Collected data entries
----------------------------------------

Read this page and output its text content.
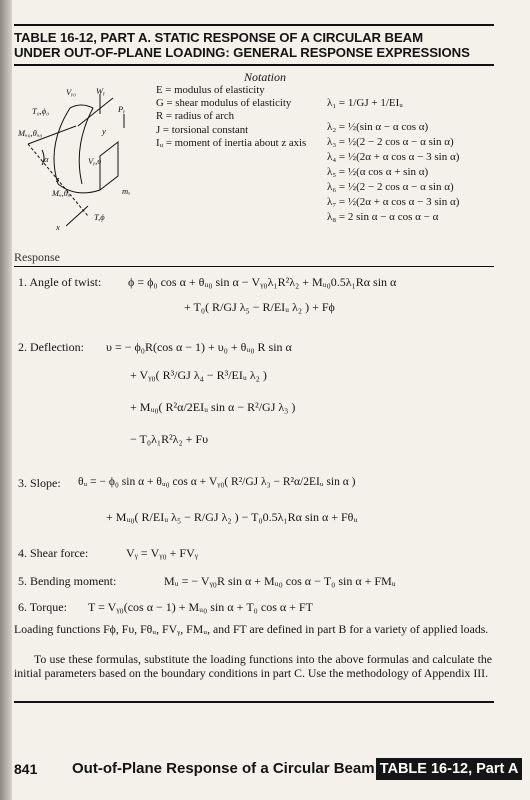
TABLE 16-12, PART A. STATIC RESPONSE OF A CIRCULAR BEAM
UNDER OUT-OF-PLANE LOADING: GENERAL RESPONSE EXPRESSIONS
Notation
Vᵧ₀ Wᵧ
T₀,ϕ₀	Pᵧ
Mᵤ₀,θᵤ₀	y
α	Vᵧ,υ
Mᵤ,θᵤ	mₓ
z
x
T,ϕ
E = modulus of elasticity
G = shear modulus of elasticity
R = radius of arch
J = torsional constant
Iᵤ = moment of inertia about z axis
λ₁ = 1/GJ + 1/EIᵤ
λ₂ = ½(sin α − α cos α)
λ₃ = ½(2 − 2 cos α − α sin α)
λ₄ = ½(2α + α cos α − 3 sin α)
λ₅ = ½(α cos α + sin α)
λ₆ = ½(2 − 2 cos α − α sin α)
λ₇ = ½(2α + α cos α − 3 sin α)
λ₈ = 2 sin α − α cos α − α
Response
1. Angle of twist: ϕ = ϕ₀ cos α + θᵤ₀ sin α − Vᵧ₀λ₁R²λ₂ + Mᵤ₀0.5λ₁Rα sin α
+ T₀( R/GJ λ₅ − R/EIᵤ λ₂ ) + Fϕ
2. Deflection: υ = − ϕ₀R(cos α − 1) + υ₀ + θᵤ₀ R sin α
+ Vᵧ₀( R³/GJ λ₄ − R³/EIᵤ λ₂ )
+ Mᵤ₀( R²α/2EIᵤ sin α − R²/GJ λ₃ )
− T₀λ₁R²λ₂ + Fυ
3. Slope: θᵤ = − ϕ₀ sin α + θᵤ₀ cos α + Vᵧ₀( R²/GJ λ₃ − R²α/2EIᵤ sin α )
+ Mᵤ₀( R/EIᵤ λ₅ − R/GJ λ₂ ) − T₀0.5λ₁Rα sin α + Fθᵤ
4. Shear force:	Vᵧ = Vᵧ₀ + FVᵧ
5. Bending moment:	Mᵤ = − Vᵧ₀R sin α + Mᵤ₀ cos α − T₀ sin α + FMᵤ
6. Torque: T = Vᵧ₀(cos α − 1) + Mᵤ₀ sin α + T₀ cos α + FT
Loading functions Fϕ, Fυ, Fθᵤ, FVᵧ, FMᵤ, and FT are defined in part B for a variety of applied loads.
To use these formulas, substitute the loading functions into the above formulas and calculate the initial parameters based on the boundary conditions in part C. Use the methodology of Appendix III.
841 Out-of-Plane Response of a Circular Beam TABLE 16-12, Part A
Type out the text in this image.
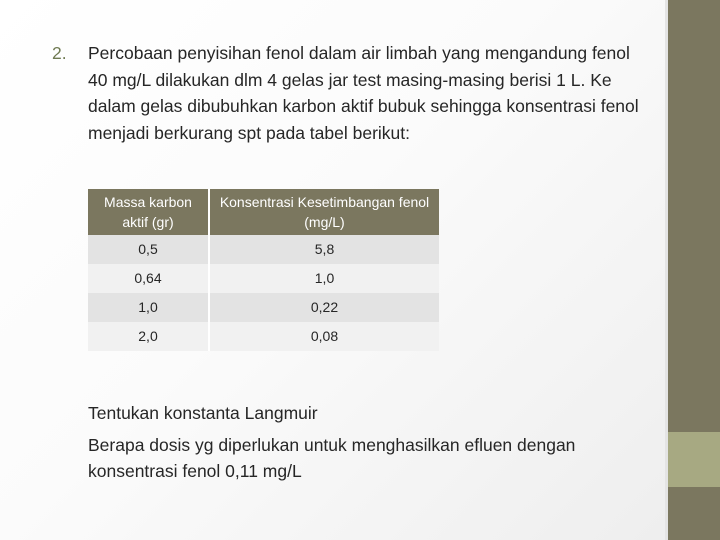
2. Percobaan penyisihan fenol dalam air limbah yang mengandung fenol 40 mg/L dilakukan dlm 4 gelas jar test masing-masing berisi 1 L. Ke dalam gelas dibubuhkan karbon aktif bubuk sehingga konsentrasi fenol menjadi berkurang spt pada tabel berikut:
Massa karbon aktif (gr)	Konsentrasi Kesetimbangan fenol (mg/L)
0,5	5,8
0,64	1,0
1,0	0,22
2,0	0,08
Tentukan konstanta Langmuir
Berapa dosis yg diperlukan untuk menghasilkan efluen dengan konsentrasi fenol 0,11 mg/L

----------------------------------------

Challenge> Write out the entries above verbatim; the pictures do not belong in your copy.

Result for this task>
Read this page and output its text content.
TABLE 16-12, PART A. STATIC RESPONSE OF A CIRCULAR BEAM
UNDER OUT-OF-PLANE LOADING: GENERAL RESPONSE EXPRESSIONS
Notation
Vᵧ₀ Wᵧ
T₀,ϕ₀	Pᵧ
Mᵤ₀,θᵤ₀	y
α	Vᵧ,υ
Mᵤ,θᵤ	mₓ
z
x
T,ϕ
E = modulus of elasticity
G = shear modulus of elasticity
R = radius of arch
J = torsional constant
Iᵤ = moment of inertia about z axis
λ₁ = 1/GJ + 1/EIᵤ
λ₂ = ½(sin α − α cos α)
λ₃ = ½(2 − 2 cos α − α sin α)
λ₄ = ½(2α + α cos α − 3 sin α)
λ₅ = ½(α cos α + sin α)
λ₆ = ½(2 − 2 cos α − α sin α)
λ₇ = ½(2α + α cos α − 3 sin α)
λ₈ = 2 sin α − α cos α − α
Response
1. Angle of twist: ϕ = ϕ₀ cos α + θᵤ₀ sin α − Vᵧ₀λ₁R²λ₂ + Mᵤ₀0.5λ₁Rα sin α
+ T₀( R/GJ λ₅ − R/EIᵤ λ₂ ) + Fϕ
2. Deflection: υ = − ϕ₀R(cos α − 1) + υ₀ + θᵤ₀ R sin α
+ Vᵧ₀( R³/GJ λ₄ − R³/EIᵤ λ₂ )
+ Mᵤ₀( R²α/2EIᵤ sin α − R²/GJ λ₃ )
− T₀λ₁R²λ₂ + Fυ
3. Slope: θᵤ = − ϕ₀ sin α + θᵤ₀ cos α + Vᵧ₀( R²/GJ λ₃ − R²α/2EIᵤ sin α )
+ Mᵤ₀( R/EIᵤ λ₅ − R/GJ λ₂ ) − T₀0.5λ₁Rα sin α + Fθᵤ
4. Shear force:	Vᵧ = Vᵧ₀ + FVᵧ
5. Bending moment:	Mᵤ = − Vᵧ₀R sin α + Mᵤ₀ cos α − T₀ sin α + FMᵤ
6. Torque: T = Vᵧ₀(cos α − 1) + Mᵤ₀ sin α + T₀ cos α + FT
Loading functions Fϕ, Fυ, Fθᵤ, FVᵧ, FMᵤ, and FT are defined in part B for a variety of applied loads.
To use these formulas, substitute the loading functions into the above formulas and calculate the initial parameters based on the boundary conditions in part C. Use the methodology of Appendix III.
841 Out-of-Plane Response of a Circular Beam TABLE 16-12, Part A
Type out the text in this image.
2. Percobaan penyisihan fenol dalam air limbah yang mengandung fenol 40 mg/L dilakukan dlm 4 gelas jar test masing-masing berisi 1 L. Ke dalam gelas dibubuhkan karbon aktif bubuk sehingga konsentrasi fenol menjadi berkurang spt pada tabel berikut:
Massa karbon aktif (gr)	Konsentrasi Kesetimbangan fenol (mg/L)
0,5	5,8
0,64	1,0
1,0	0,22
2,0	0,08
Tentukan konstanta Langmuir
Berapa dosis yg diperlukan untuk menghasilkan efluen dengan konsentrasi fenol 0,11 mg/L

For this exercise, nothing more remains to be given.